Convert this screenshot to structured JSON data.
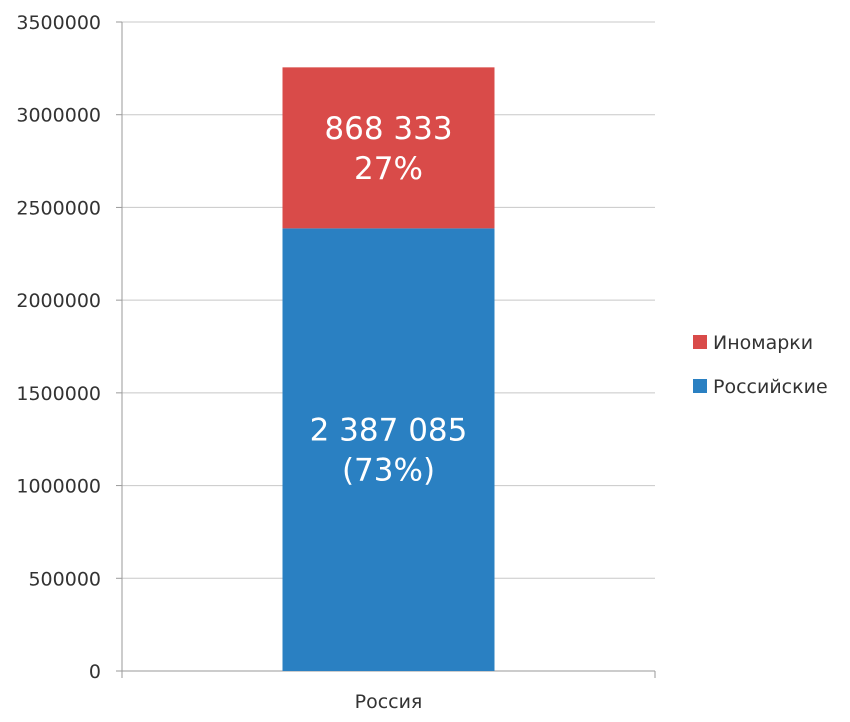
{
  "chart_data": {
    "type": "bar",
    "stacked": true,
    "categories": [
      "Россия"
    ],
    "series": [
      {
        "name": "Российские",
        "values": [
          2387085
        ],
        "color": "#2A80C2",
        "label_lines": [
          "2 387 085",
          "(73%)"
        ]
      },
      {
        "name": "Иномарки",
        "values": [
          868333
        ],
        "color": "#D94B49",
        "label_lines": [
          "868 333",
          "27%"
        ]
      }
    ],
    "ylim": [
      0,
      3500000
    ],
    "yticks": [
      "0",
      "500000",
      "1000000",
      "1500000",
      "2000000",
      "2500000",
      "3000000",
      "3500000"
    ],
    "legend": {
      "position": "right",
      "items": [
        "Иномарки",
        "Российские"
      ]
    },
    "grid": true
  }
}
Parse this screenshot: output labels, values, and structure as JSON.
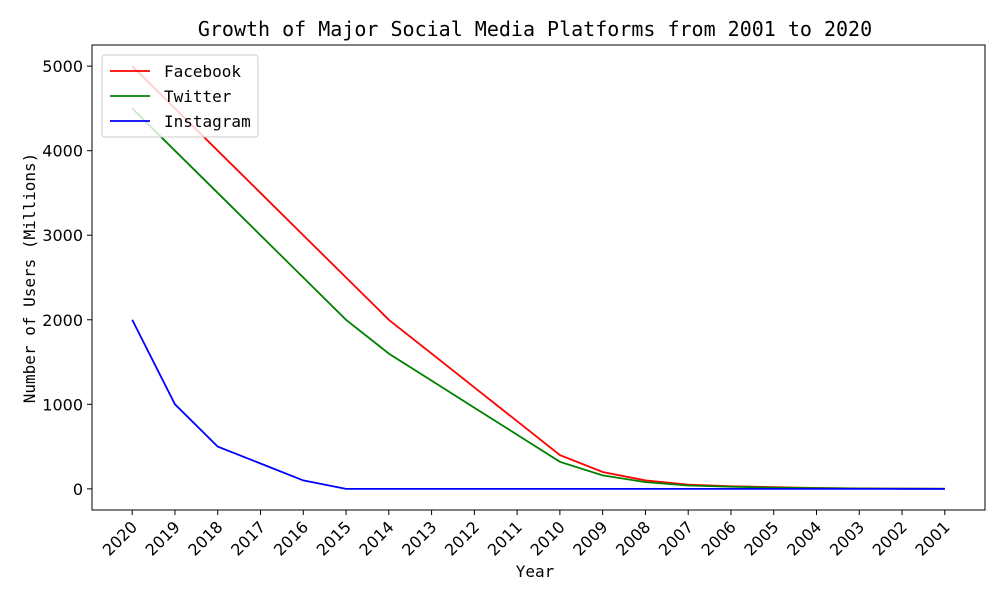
{
  "chart_data": {
    "type": "line",
    "title": "Growth of Major Social Media Platforms from 2001 to 2020",
    "xlabel": "Year",
    "ylabel": "Number of Users (Millions)",
    "categories": [
      "2020",
      "2019",
      "2018",
      "2017",
      "2016",
      "2015",
      "2014",
      "2013",
      "2012",
      "2011",
      "2010",
      "2009",
      "2008",
      "2007",
      "2006",
      "2005",
      "2004",
      "2003",
      "2002",
      "2001"
    ],
    "ylim": [
      -250,
      5250
    ],
    "yticks": [
      0,
      1000,
      2000,
      3000,
      4000,
      5000
    ],
    "grid": false,
    "legend_position": "upper-left",
    "series": [
      {
        "name": "Facebook",
        "color": "#ff0000",
        "values": [
          5000,
          4500,
          4000,
          3500,
          3000,
          2500,
          2000,
          1600,
          1200,
          800,
          400,
          200,
          100,
          50,
          30,
          20,
          10,
          5,
          2,
          1
        ]
      },
      {
        "name": "Twitter",
        "color": "#008000",
        "values": [
          4500,
          4000,
          3500,
          3000,
          2500,
          2000,
          1600,
          1280,
          960,
          640,
          320,
          160,
          80,
          40,
          25,
          15,
          8,
          4,
          2,
          1
        ]
      },
      {
        "name": "Instagram",
        "color": "#0000ff",
        "values": [
          2000,
          1000,
          500,
          300,
          100,
          0,
          0,
          0,
          0,
          0,
          0,
          0,
          0,
          0,
          0,
          0,
          0,
          0,
          0,
          0
        ]
      }
    ]
  }
}
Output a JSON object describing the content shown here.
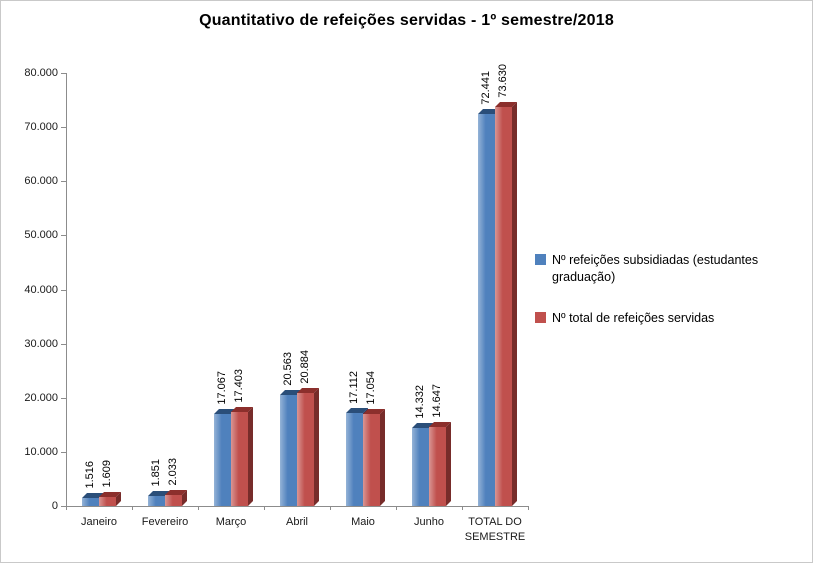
{
  "chart_data": {
    "type": "bar",
    "title": "Quantitativo de refeições servidas - 1º semestre/2018",
    "xlabel": "",
    "ylabel": "",
    "categories": [
      "Janeiro",
      "Fevereiro",
      "Março",
      "Abril",
      "Maio",
      "Junho",
      "TOTAL DO SEMESTRE"
    ],
    "series": [
      {
        "name": "Nº refeições subsidiadas (estudantes graduação)",
        "color": "#4F81BD",
        "color_light": "#95B3D7",
        "color_top": "#2A4E79",
        "color_side": "#1F3864",
        "values": [
          1516,
          1851,
          17067,
          20563,
          17112,
          14332,
          72441
        ],
        "labels": [
          "1.516",
          "1.851",
          "17.067",
          "20.563",
          "17.112",
          "14.332",
          "72.441"
        ]
      },
      {
        "name": "Nº total de refeições servidas",
        "color": "#C0504D",
        "color_light": "#D99694",
        "color_top": "#8C2F2C",
        "color_side": "#772C2A",
        "values": [
          1609,
          2033,
          17403,
          20884,
          17054,
          14647,
          73630
        ],
        "labels": [
          "1.609",
          "2.033",
          "17.403",
          "20.884",
          "17.054",
          "14.647",
          "73.630"
        ]
      }
    ],
    "ylim": [
      0,
      80000
    ],
    "ytick_step": 10000,
    "ytick_labels": [
      "0",
      "10.000",
      "20.000",
      "30.000",
      "40.000",
      "50.000",
      "60.000",
      "70.000",
      "80.000"
    ],
    "legend_position": "right",
    "grid": false
  }
}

◆ AIM OF THE EXERCISE: Of the lines in the material, how many contain the word "screenshot"? Reply with the number and nothing else.

◆ FINAL RESULT: 2